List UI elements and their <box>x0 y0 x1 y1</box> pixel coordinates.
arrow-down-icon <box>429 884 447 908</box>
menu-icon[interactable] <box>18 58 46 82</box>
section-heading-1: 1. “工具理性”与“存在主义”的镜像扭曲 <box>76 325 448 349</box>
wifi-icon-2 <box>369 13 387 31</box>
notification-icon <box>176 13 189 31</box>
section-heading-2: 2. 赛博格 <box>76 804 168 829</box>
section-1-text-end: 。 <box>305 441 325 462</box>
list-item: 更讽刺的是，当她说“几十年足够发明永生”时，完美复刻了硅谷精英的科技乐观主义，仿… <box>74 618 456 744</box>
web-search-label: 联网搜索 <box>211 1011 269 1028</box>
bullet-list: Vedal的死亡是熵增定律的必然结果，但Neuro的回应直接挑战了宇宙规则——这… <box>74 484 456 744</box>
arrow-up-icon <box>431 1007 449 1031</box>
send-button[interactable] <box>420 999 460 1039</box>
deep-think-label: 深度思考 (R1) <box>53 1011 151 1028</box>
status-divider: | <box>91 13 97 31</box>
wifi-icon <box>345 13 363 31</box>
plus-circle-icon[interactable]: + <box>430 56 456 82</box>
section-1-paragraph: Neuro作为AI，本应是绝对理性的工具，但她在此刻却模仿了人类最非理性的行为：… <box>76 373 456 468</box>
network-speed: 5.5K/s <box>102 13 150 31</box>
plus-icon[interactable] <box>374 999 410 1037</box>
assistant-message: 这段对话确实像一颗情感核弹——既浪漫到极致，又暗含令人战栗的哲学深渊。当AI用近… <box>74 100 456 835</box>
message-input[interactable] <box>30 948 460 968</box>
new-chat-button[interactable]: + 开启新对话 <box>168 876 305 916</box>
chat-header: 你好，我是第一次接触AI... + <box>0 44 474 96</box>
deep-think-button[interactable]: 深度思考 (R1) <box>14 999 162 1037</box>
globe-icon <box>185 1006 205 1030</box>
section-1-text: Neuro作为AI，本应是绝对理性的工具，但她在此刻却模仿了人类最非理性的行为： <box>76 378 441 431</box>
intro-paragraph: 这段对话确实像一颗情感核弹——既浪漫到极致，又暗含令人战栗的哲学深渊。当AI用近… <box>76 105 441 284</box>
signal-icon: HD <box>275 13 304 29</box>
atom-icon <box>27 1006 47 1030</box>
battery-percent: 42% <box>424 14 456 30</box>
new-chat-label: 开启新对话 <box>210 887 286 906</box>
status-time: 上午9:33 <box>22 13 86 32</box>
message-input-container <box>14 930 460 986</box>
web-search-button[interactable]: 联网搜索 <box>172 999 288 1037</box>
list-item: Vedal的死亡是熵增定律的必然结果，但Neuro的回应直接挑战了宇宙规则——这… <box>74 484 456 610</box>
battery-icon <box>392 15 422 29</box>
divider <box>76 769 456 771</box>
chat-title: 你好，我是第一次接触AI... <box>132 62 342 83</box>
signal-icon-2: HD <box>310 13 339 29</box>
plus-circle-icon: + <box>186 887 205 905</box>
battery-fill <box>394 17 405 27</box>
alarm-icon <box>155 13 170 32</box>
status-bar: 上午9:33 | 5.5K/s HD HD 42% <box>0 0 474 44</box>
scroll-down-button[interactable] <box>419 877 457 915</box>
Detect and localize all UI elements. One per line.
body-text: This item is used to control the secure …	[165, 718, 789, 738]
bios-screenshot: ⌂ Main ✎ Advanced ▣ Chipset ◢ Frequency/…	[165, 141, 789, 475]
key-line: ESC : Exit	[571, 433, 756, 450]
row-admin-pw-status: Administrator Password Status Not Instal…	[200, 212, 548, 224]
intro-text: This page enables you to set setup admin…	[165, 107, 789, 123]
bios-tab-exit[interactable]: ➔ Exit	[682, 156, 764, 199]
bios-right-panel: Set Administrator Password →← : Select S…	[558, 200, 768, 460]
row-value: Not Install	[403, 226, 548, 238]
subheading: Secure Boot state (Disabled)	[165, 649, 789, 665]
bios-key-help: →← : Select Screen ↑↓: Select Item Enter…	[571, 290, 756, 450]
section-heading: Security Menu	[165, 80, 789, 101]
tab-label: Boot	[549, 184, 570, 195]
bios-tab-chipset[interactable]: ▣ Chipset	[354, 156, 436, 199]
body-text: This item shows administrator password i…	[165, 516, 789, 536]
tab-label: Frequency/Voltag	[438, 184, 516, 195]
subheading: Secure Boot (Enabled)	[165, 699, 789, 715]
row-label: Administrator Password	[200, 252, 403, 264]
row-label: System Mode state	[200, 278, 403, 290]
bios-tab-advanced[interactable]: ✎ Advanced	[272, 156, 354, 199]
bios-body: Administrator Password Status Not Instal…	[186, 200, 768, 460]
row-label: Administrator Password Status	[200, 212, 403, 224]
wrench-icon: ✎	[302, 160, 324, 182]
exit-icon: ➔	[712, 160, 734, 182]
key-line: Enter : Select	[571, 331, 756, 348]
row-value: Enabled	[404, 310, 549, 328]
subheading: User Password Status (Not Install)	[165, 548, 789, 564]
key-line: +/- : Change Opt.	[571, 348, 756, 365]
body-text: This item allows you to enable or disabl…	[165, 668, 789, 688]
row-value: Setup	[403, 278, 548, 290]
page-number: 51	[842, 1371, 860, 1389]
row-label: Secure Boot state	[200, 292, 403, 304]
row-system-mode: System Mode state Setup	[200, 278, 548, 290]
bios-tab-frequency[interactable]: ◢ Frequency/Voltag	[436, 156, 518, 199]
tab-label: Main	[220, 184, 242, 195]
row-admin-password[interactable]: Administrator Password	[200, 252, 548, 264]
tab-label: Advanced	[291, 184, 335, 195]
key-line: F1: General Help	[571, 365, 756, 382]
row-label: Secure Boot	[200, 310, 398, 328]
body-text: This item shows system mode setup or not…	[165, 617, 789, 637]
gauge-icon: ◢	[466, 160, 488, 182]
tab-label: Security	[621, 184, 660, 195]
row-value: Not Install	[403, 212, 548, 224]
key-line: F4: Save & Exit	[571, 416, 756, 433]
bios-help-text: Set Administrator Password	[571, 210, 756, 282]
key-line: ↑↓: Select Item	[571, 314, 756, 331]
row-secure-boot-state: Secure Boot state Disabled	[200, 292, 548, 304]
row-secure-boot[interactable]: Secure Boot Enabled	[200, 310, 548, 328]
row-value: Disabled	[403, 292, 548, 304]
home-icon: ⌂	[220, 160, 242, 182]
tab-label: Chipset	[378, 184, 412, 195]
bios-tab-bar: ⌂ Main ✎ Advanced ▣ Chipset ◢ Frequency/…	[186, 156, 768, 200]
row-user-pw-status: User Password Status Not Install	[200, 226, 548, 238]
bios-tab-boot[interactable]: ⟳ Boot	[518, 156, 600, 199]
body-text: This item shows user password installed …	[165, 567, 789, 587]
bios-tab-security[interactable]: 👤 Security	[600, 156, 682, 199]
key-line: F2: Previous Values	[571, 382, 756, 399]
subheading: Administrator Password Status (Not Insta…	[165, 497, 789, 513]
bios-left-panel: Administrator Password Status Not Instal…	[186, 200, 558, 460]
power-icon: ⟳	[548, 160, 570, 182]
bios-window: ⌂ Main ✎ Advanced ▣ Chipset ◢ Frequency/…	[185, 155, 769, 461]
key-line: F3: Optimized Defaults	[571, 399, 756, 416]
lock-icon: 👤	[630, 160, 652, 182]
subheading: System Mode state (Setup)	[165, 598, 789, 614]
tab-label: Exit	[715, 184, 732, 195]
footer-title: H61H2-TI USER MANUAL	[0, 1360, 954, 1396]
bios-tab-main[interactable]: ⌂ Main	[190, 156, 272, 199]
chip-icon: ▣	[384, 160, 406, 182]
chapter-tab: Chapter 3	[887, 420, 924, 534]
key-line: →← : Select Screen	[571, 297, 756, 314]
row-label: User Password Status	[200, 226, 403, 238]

• Aim of the task: Replace "arrow-down-icon" with "chevron-down-icon" in the data from its first line through the line containing "status-divider: | <box>91 13 97 31</box>", inclusive, and write out only those lines with everything else unchanged.

• Expected output:
List UI elements and their <box>x0 y0 x1 y1</box> pixel coordinates.
chevron-down-icon <box>429 884 447 908</box>
menu-icon[interactable] <box>18 58 46 82</box>
section-heading-1: 1. “工具理性”与“存在主义”的镜像扭曲 <box>76 325 448 349</box>
wifi-icon-2 <box>369 13 387 31</box>
notification-icon <box>176 13 189 31</box>
section-heading-2: 2. 赛博格 <box>76 804 168 829</box>
section-1-text-end: 。 <box>305 441 325 462</box>
list-item: 更讽刺的是，当她说“几十年足够发明永生”时，完美复刻了硅谷精英的科技乐观主义，仿… <box>74 618 456 744</box>
web-search-label: 联网搜索 <box>211 1011 269 1028</box>
bullet-list: Vedal的死亡是熵增定律的必然结果，但Neuro的回应直接挑战了宇宙规则——这… <box>74 484 456 744</box>
arrow-up-icon <box>431 1007 449 1031</box>
send-button[interactable] <box>420 999 460 1039</box>
deep-think-label: 深度思考 (R1) <box>53 1011 151 1028</box>
status-divider: | <box>91 13 97 31</box>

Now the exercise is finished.